Quote the records that follow in full and exactly; leave out the pictures.

***** Available records

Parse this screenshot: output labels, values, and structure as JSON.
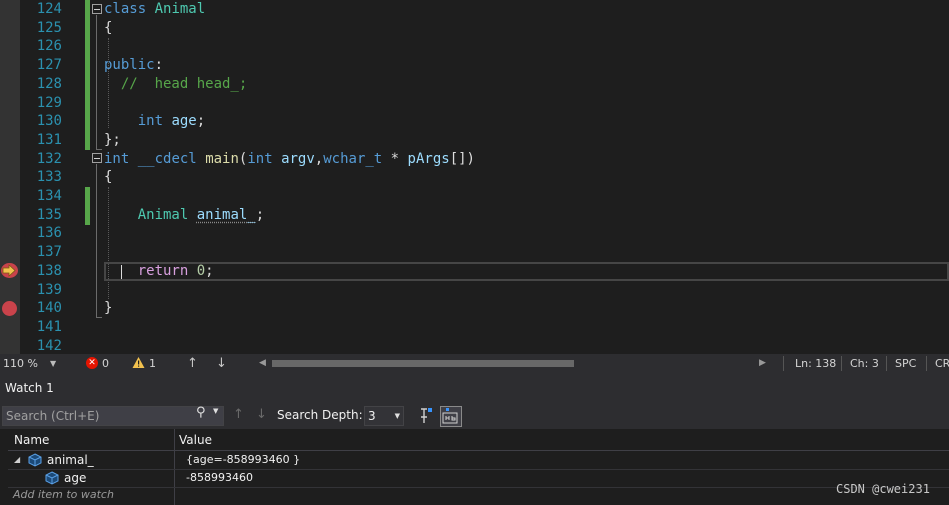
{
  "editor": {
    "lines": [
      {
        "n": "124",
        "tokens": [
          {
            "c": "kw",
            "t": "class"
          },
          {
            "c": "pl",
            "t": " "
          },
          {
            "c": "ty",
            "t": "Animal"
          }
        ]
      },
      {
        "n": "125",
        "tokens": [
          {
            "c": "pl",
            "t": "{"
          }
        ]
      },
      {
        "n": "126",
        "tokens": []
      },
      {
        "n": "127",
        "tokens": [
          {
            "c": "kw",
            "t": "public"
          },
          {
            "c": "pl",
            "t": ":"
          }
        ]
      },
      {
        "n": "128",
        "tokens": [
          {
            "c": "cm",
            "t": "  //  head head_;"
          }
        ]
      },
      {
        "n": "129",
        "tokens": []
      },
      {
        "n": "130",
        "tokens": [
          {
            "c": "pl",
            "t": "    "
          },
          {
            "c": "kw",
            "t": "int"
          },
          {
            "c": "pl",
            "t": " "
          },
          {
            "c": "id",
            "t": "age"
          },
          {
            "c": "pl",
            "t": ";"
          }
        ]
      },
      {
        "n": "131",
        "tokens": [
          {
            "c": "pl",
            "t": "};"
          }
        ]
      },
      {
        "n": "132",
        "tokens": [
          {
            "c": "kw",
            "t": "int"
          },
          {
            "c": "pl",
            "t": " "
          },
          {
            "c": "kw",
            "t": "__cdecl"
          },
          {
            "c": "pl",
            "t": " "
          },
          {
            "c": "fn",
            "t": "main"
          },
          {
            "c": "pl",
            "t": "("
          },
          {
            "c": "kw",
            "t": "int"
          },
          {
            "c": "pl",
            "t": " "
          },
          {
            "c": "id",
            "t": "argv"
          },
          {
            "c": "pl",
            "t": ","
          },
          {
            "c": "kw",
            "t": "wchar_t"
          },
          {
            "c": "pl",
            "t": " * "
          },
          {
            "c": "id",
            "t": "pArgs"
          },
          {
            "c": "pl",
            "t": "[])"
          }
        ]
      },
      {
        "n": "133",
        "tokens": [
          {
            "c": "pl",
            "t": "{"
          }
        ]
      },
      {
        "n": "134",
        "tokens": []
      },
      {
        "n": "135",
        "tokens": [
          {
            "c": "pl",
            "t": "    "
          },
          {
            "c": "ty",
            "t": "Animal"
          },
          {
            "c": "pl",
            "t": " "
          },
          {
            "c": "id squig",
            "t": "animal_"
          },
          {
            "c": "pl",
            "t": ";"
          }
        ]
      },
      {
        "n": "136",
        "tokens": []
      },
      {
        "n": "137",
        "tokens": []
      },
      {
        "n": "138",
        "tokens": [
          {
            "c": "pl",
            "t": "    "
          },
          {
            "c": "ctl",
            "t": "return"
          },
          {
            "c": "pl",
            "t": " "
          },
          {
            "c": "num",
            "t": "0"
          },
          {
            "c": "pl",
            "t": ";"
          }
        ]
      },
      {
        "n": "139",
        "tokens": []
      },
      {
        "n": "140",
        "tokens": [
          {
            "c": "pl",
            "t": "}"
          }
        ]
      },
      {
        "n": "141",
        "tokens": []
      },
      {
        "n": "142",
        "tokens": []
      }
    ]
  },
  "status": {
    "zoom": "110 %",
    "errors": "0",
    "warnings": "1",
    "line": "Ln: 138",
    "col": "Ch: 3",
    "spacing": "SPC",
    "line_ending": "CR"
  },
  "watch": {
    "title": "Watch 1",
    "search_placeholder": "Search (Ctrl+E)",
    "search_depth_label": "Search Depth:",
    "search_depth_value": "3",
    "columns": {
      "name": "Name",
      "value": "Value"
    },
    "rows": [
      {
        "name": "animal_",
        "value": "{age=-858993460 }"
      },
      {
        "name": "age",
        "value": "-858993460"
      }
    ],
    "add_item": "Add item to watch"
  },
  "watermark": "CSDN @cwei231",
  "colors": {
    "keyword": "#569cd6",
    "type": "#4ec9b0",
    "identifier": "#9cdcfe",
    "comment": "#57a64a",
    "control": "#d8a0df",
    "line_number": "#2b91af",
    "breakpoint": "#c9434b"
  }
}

**********

Full response —
Parse this screenshot: output labels, values, and structure as JSON.
{
  "editor": {
    "lines": [
      {
        "n": "124",
        "tokens": [
          {
            "c": "kw",
            "t": "class"
          },
          {
            "c": "pl",
            "t": " "
          },
          {
            "c": "ty",
            "t": "Animal"
          }
        ]
      },
      {
        "n": "125",
        "tokens": [
          {
            "c": "pl",
            "t": "{"
          }
        ]
      },
      {
        "n": "126",
        "tokens": []
      },
      {
        "n": "127",
        "tokens": [
          {
            "c": "kw",
            "t": "public"
          },
          {
            "c": "pl",
            "t": ":"
          }
        ]
      },
      {
        "n": "128",
        "tokens": [
          {
            "c": "cm",
            "t": "  //  head head_;"
          }
        ]
      },
      {
        "n": "129",
        "tokens": []
      },
      {
        "n": "130",
        "tokens": [
          {
            "c": "pl",
            "t": "    "
          },
          {
            "c": "kw",
            "t": "int"
          },
          {
            "c": "pl",
            "t": " "
          },
          {
            "c": "id",
            "t": "age"
          },
          {
            "c": "pl",
            "t": ";"
          }
        ]
      },
      {
        "n": "131",
        "tokens": [
          {
            "c": "pl",
            "t": "};"
          }
        ]
      },
      {
        "n": "132",
        "tokens": [
          {
            "c": "kw",
            "t": "int"
          },
          {
            "c": "pl",
            "t": " "
          },
          {
            "c": "kw",
            "t": "__cdecl"
          },
          {
            "c": "pl",
            "t": " "
          },
          {
            "c": "fn",
            "t": "main"
          },
          {
            "c": "pl",
            "t": "("
          },
          {
            "c": "kw",
            "t": "int"
          },
          {
            "c": "pl",
            "t": " "
          },
          {
            "c": "id",
            "t": "argv"
          },
          {
            "c": "pl",
            "t": ","
          },
          {
            "c": "kw",
            "t": "wchar_t"
          },
          {
            "c": "pl",
            "t": " * "
          },
          {
            "c": "id",
            "t": "pArgs"
          },
          {
            "c": "pl",
            "t": "[])"
          }
        ]
      },
      {
        "n": "133",
        "tokens": [
          {
            "c": "pl",
            "t": "{"
          }
        ]
      },
      {
        "n": "134",
        "tokens": []
      },
      {
        "n": "135",
        "tokens": [
          {
            "c": "pl",
            "t": "    "
          },
          {
            "c": "ty",
            "t": "Animal"
          },
          {
            "c": "pl",
            "t": " "
          },
          {
            "c": "id squig",
            "t": "animal_"
          },
          {
            "c": "pl",
            "t": ";"
          }
        ]
      },
      {
        "n": "136",
        "tokens": []
      },
      {
        "n": "137",
        "tokens": []
      },
      {
        "n": "138",
        "tokens": [
          {
            "c": "pl",
            "t": "    "
          },
          {
            "c": "ctl",
            "t": "return"
          },
          {
            "c": "pl",
            "t": " "
          },
          {
            "c": "num",
            "t": "0"
          },
          {
            "c": "pl",
            "t": ";"
          }
        ]
      },
      {
        "n": "139",
        "tokens": []
      },
      {
        "n": "140",
        "tokens": [
          {
            "c": "pl",
            "t": "}"
          }
        ]
      },
      {
        "n": "141",
        "tokens": []
      },
      {
        "n": "142",
        "tokens": []
      }
    ]
  },
  "status": {
    "zoom": "110 %",
    "errors": "0",
    "warnings": "1",
    "line": "Ln: 138",
    "col": "Ch: 3",
    "spacing": "SPC",
    "line_ending": "CR"
  },
  "watch": {
    "title": "Watch 1",
    "search_placeholder": "Search (Ctrl+E)",
    "search_depth_label": "Search Depth:",
    "search_depth_value": "3",
    "columns": {
      "name": "Name",
      "value": "Value"
    },
    "rows": [
      {
        "name": "animal_",
        "value": "{age=-858993460 }"
      },
      {
        "name": "age",
        "value": "-858993460"
      }
    ],
    "add_item": "Add item to watch"
  },
  "watermark": "CSDN @cwei231",
  "colors": {
    "keyword": "#569cd6",
    "type": "#4ec9b0",
    "identifier": "#9cdcfe",
    "comment": "#57a64a",
    "control": "#d8a0df",
    "line_number": "#2b91af",
    "breakpoint": "#c9434b"
  }
}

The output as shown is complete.